→ **Task prompt**
Extract the data exactly, missing nothing.

Items listed in a dataset
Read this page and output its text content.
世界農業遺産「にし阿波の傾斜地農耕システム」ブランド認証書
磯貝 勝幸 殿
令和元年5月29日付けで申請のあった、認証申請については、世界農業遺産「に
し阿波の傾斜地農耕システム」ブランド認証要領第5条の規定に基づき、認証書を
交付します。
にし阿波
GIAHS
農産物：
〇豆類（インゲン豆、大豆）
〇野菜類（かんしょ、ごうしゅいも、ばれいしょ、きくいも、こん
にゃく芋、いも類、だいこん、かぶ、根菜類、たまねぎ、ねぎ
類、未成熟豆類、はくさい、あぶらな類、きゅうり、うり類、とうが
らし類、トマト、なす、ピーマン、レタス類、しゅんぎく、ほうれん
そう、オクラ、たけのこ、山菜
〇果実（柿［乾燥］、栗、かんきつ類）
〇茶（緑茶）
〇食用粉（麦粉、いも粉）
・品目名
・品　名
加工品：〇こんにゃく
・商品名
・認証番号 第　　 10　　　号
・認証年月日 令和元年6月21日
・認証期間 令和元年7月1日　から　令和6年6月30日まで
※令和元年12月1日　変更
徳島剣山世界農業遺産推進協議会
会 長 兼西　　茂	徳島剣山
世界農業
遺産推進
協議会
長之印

→ **Completed exercise**
Read this page and output its text content.
世界農業遺産「にし阿波の傾斜地農耕システム」ブランド認証書
磯貝 勝幸 殿
令和元年5月29日付けで申請のあった、認証申請については、世界農業遺産「に
し阿波の傾斜地農耕システム」ブランド認証要領第5条の規定に基づき、認証書を
交付します。
にし阿波
GIAHS
農産物：
〇豆類（インゲン豆、大豆）
〇野菜類（かんしょ、ごうしゅいも、ばれいしょ、きくいも、こん
にゃく芋、いも類、だいこん、かぶ、根菜類、たまねぎ、ねぎ
類、未成熟豆類、はくさい、あぶらな類、きゅうり、うり類、とうが
らし類、トマト、なす、ピーマン、レタス類、しゅんぎく、ほうれん
そう、オクラ、たけのこ、山菜
〇果実（柿［乾燥］、栗、かんきつ類）
〇茶（緑茶）
〇食用粉（麦粉、いも粉）
・品目名
・品　名
加工品：〇こんにゃく
・商品名
・認証番号 第　　 10　　　号
・認証年月日 令和元年6月21日
・認証期間 令和元年7月1日　から　令和6年6月30日まで
※令和元年12月1日　変更
徳島剣山世界農業遺産推進協議会
会 長 兼西　　茂	徳島剣山
世界農業
遺産推進
協議会
長之印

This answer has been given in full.